**TO DO:**
Each entry needs to be restated exactly as written.

**GIVEN RECORDS:**
'''

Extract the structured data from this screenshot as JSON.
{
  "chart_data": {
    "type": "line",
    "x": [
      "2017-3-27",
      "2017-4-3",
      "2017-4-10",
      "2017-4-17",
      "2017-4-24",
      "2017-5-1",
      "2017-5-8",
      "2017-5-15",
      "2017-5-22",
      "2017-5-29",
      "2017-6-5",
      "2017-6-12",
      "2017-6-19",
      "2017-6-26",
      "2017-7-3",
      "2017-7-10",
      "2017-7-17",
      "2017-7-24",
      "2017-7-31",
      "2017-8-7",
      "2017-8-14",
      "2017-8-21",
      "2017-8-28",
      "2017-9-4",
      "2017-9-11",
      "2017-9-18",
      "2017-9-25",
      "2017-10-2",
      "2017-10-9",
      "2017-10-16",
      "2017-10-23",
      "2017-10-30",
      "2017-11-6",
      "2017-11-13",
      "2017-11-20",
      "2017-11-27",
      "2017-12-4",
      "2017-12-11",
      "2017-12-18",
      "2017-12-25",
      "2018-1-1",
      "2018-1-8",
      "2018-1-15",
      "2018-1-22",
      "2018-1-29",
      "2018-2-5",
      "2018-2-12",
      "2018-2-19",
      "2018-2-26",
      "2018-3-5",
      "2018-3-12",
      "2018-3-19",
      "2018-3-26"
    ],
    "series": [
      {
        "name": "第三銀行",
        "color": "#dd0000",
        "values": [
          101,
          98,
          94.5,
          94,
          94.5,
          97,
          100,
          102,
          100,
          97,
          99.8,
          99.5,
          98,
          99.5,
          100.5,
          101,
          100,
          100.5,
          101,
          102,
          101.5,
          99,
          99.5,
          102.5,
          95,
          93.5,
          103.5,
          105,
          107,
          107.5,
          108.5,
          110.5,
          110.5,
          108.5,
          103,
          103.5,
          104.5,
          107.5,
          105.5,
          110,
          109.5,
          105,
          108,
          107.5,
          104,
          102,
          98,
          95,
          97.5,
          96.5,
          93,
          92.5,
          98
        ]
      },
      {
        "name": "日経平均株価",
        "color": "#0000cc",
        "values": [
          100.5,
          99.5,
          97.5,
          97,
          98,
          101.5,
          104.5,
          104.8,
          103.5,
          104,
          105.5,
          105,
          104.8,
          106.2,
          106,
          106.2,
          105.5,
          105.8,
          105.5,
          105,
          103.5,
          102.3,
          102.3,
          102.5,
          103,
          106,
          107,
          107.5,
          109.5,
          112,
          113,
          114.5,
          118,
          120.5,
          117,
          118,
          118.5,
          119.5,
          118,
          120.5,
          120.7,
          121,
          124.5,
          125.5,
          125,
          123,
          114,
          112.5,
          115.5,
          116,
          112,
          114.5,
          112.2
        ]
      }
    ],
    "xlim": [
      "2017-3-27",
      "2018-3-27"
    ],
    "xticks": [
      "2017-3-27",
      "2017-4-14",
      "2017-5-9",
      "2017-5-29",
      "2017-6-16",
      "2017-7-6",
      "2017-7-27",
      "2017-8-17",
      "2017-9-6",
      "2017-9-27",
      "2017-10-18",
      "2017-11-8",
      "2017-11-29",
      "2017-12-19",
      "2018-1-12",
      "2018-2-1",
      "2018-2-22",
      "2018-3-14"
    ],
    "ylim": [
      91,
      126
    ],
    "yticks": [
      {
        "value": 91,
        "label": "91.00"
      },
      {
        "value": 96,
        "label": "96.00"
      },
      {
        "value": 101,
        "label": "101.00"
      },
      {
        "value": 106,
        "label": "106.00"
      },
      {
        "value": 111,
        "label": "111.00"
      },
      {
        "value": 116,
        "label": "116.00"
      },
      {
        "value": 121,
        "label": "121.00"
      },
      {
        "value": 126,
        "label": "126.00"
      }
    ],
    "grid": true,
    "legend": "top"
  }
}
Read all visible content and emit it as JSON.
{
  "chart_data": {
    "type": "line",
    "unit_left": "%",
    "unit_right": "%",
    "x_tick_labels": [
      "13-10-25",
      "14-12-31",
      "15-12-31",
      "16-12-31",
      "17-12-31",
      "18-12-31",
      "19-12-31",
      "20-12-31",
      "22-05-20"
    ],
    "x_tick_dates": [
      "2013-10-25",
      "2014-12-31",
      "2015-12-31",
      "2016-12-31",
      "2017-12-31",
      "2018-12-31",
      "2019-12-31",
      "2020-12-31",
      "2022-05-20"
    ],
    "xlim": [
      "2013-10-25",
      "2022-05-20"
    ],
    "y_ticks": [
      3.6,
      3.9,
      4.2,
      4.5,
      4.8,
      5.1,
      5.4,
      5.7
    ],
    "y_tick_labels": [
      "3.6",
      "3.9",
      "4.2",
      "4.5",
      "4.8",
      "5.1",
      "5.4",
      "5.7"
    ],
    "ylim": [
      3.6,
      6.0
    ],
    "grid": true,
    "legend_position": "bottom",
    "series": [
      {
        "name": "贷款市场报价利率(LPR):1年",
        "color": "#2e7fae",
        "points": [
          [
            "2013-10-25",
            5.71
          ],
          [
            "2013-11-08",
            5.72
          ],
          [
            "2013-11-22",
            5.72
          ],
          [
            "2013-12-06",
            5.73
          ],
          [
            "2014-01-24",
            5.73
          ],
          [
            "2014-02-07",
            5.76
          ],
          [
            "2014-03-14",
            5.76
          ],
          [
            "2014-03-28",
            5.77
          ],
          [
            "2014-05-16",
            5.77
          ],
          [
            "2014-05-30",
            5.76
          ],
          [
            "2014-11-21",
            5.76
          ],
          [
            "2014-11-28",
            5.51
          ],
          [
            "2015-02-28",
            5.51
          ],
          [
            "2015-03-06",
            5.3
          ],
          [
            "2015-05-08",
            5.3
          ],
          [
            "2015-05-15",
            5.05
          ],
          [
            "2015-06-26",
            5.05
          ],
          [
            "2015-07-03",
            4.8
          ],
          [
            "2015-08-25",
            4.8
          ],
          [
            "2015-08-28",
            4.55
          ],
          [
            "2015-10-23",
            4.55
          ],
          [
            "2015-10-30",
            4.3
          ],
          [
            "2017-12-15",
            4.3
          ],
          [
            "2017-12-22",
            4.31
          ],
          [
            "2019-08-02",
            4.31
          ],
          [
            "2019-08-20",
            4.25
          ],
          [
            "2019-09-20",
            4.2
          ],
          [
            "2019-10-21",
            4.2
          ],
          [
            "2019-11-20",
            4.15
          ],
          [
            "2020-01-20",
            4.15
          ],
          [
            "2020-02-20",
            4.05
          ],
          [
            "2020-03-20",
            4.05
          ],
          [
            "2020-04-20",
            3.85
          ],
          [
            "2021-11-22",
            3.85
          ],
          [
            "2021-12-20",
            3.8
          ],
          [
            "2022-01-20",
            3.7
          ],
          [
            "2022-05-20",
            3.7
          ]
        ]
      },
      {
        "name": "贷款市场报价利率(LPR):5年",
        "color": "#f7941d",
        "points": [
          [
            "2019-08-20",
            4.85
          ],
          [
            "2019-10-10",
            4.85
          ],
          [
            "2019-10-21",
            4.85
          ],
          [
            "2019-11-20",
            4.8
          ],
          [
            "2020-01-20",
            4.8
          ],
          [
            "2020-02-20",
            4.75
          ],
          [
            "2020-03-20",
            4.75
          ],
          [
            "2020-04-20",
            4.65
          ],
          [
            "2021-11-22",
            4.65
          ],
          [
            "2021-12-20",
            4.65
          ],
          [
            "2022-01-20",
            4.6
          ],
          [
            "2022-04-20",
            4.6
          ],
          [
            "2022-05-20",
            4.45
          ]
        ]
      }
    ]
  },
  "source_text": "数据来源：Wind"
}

'''

**FINAL ANSWER:**
Extract the structured data from this screenshot as JSON.
{
  "chart_data": {
    "type": "line",
    "x": [
      "2017-3-27",
      "2017-4-3",
      "2017-4-10",
      "2017-4-17",
      "2017-4-24",
      "2017-5-1",
      "2017-5-8",
      "2017-5-15",
      "2017-5-22",
      "2017-5-29",
      "2017-6-5",
      "2017-6-12",
      "2017-6-19",
      "2017-6-26",
      "2017-7-3",
      "2017-7-10",
      "2017-7-17",
      "2017-7-24",
      "2017-7-31",
      "2017-8-7",
      "2017-8-14",
      "2017-8-21",
      "2017-8-28",
      "2017-9-4",
      "2017-9-11",
      "2017-9-18",
      "2017-9-25",
      "2017-10-2",
      "2017-10-9",
      "2017-10-16",
      "2017-10-23",
      "2017-10-30",
      "2017-11-6",
      "2017-11-13",
      "2017-11-20",
      "2017-11-27",
      "2017-12-4",
      "2017-12-11",
      "2017-12-18",
      "2017-12-25",
      "2018-1-1",
      "2018-1-8",
      "2018-1-15",
      "2018-1-22",
      "2018-1-29",
      "2018-2-5",
      "2018-2-12",
      "2018-2-19",
      "2018-2-26",
      "2018-3-5",
      "2018-3-12",
      "2018-3-19",
      "2018-3-26"
    ],
    "series": [
      {
        "name": "第三銀行",
        "color": "#dd0000",
        "values": [
          101,
          98,
          94.5,
          94,
          94.5,
          97,
          100,
          102,
          100,
          97,
          99.8,
          99.5,
          98,
          99.5,
          100.5,
          101,
          100,
          100.5,
          101,
          102,
          101.5,
          99,
          99.5,
          102.5,
          95,
          93.5,
          103.5,
          105,
          107,
          107.5,
          108.5,
          110.5,
          110.5,
          108.5,
          103,
          103.5,
          104.5,
          107.5,
          105.5,
          110,
          109.5,
          105,
          108,
          107.5,
          104,
          102,
          98,
          95,
          97.5,
          96.5,
          93,
          92.5,
          98
        ]
      },
      {
        "name": "日経平均株価",
        "color": "#0000cc",
        "values": [
          100.5,
          99.5,
          97.5,
          97,
          98,
          101.5,
          104.5,
          104.8,
          103.5,
          104,
          105.5,
          105,
          104.8,
          106.2,
          106,
          106.2,
          105.5,
          105.8,
          105.5,
          105,
          103.5,
          102.3,
          102.3,
          102.5,
          103,
          106,
          107,
          107.5,
          109.5,
          112,
          113,
          114.5,
          118,
          120.5,
          117,
          118,
          118.5,
          119.5,
          118,
          120.5,
          120.7,
          121,
          124.5,
          125.5,
          125,
          123,
          114,
          112.5,
          115.5,
          116,
          112,
          114.5,
          112.2
        ]
      }
    ],
    "xlim": [
      "2017-3-27",
      "2018-3-27"
    ],
    "xticks": [
      "2017-3-27",
      "2017-4-14",
      "2017-5-9",
      "2017-5-29",
      "2017-6-16",
      "2017-7-6",
      "2017-7-27",
      "2017-8-17",
      "2017-9-6",
      "2017-9-27",
      "2017-10-18",
      "2017-11-8",
      "2017-11-29",
      "2017-12-19",
      "2018-1-12",
      "2018-2-1",
      "2018-2-22",
      "2018-3-14"
    ],
    "ylim": [
      91,
      126
    ],
    "yticks": [
      {
        "value": 91,
        "label": "91.00"
      },
      {
        "value": 96,
        "label": "96.00"
      },
      {
        "value": 101,
        "label": "101.00"
      },
      {
        "value": 106,
        "label": "106.00"
      },
      {
        "value": 111,
        "label": "111.00"
      },
      {
        "value": 116,
        "label": "116.00"
      },
      {
        "value": 121,
        "label": "121.00"
      },
      {
        "value": 126,
        "label": "126.00"
      }
    ],
    "grid": true,
    "legend": "top"
  }
}
Read all visible content and emit it as JSON.
{
  "chart_data": {
    "type": "line",
    "unit_left": "%",
    "unit_right": "%",
    "x_tick_labels": [
      "13-10-25",
      "14-12-31",
      "15-12-31",
      "16-12-31",
      "17-12-31",
      "18-12-31",
      "19-12-31",
      "20-12-31",
      "22-05-20"
    ],
    "x_tick_dates": [
      "2013-10-25",
      "2014-12-31",
      "2015-12-31",
      "2016-12-31",
      "2017-12-31",
      "2018-12-31",
      "2019-12-31",
      "2020-12-31",
      "2022-05-20"
    ],
    "xlim": [
      "2013-10-25",
      "2022-05-20"
    ],
    "y_ticks": [
      3.6,
      3.9,
      4.2,
      4.5,
      4.8,
      5.1,
      5.4,
      5.7
    ],
    "y_tick_labels": [
      "3.6",
      "3.9",
      "4.2",
      "4.5",
      "4.8",
      "5.1",
      "5.4",
      "5.7"
    ],
    "ylim": [
      3.6,
      6.0
    ],
    "grid": true,
    "legend_position": "bottom",
    "series": [
      {
        "name": "贷款市场报价利率(LPR):1年",
        "color": "#2e7fae",
        "points": [
          [
            "2013-10-25",
            5.71
          ],
          [
            "2013-11-08",
            5.72
          ],
          [
            "2013-11-22",
            5.72
          ],
          [
            "2013-12-06",
            5.73
          ],
          [
            "2014-01-24",
            5.73
          ],
          [
            "2014-02-07",
            5.76
          ],
          [
            "2014-03-14",
            5.76
          ],
          [
            "2014-03-28",
            5.77
          ],
          [
            "2014-05-16",
            5.77
          ],
          [
            "2014-05-30",
            5.76
          ],
          [
            "2014-11-21",
            5.76
          ],
          [
            "2014-11-28",
            5.51
          ],
          [
            "2015-02-28",
            5.51
          ],
          [
            "2015-03-06",
            5.3
          ],
          [
            "2015-05-08",
            5.3
          ],
          [
            "2015-05-15",
            5.05
          ],
          [
            "2015-06-26",
            5.05
          ],
          [
            "2015-07-03",
            4.8
          ],
          [
            "2015-08-25",
            4.8
          ],
          [
            "2015-08-28",
            4.55
          ],
          [
            "2015-10-23",
            4.55
          ],
          [
            "2015-10-30",
            4.3
          ],
          [
            "2017-12-15",
            4.3
          ],
          [
            "2017-12-22",
            4.31
          ],
          [
            "2019-08-02",
            4.31
          ],
          [
            "2019-08-20",
            4.25
          ],
          [
            "2019-09-20",
            4.2
          ],
          [
            "2019-10-21",
            4.2
          ],
          [
            "2019-11-20",
            4.15
          ],
          [
            "2020-01-20",
            4.15
          ],
          [
            "2020-02-20",
            4.05
          ],
          [
            "2020-03-20",
            4.05
          ],
          [
            "2020-04-20",
            3.85
          ],
          [
            "2021-11-22",
            3.85
          ],
          [
            "2021-12-20",
            3.8
          ],
          [
            "2022-01-20",
            3.7
          ],
          [
            "2022-05-20",
            3.7
          ]
        ]
      },
      {
        "name": "贷款市场报价利率(LPR):5年",
        "color": "#f7941d",
        "points": [
          [
            "2019-08-20",
            4.85
          ],
          [
            "2019-10-10",
            4.85
          ],
          [
            "2019-10-21",
            4.85
          ],
          [
            "2019-11-20",
            4.8
          ],
          [
            "2020-01-20",
            4.8
          ],
          [
            "2020-02-20",
            4.75
          ],
          [
            "2020-03-20",
            4.75
          ],
          [
            "2020-04-20",
            4.65
          ],
          [
            "2021-11-22",
            4.65
          ],
          [
            "2021-12-20",
            4.65
          ],
          [
            "2022-01-20",
            4.6
          ],
          [
            "2022-04-20",
            4.6
          ],
          [
            "2022-05-20",
            4.45
          ]
        ]
      }
    ]
  },
  "source_text": "数据来源：Wind"
}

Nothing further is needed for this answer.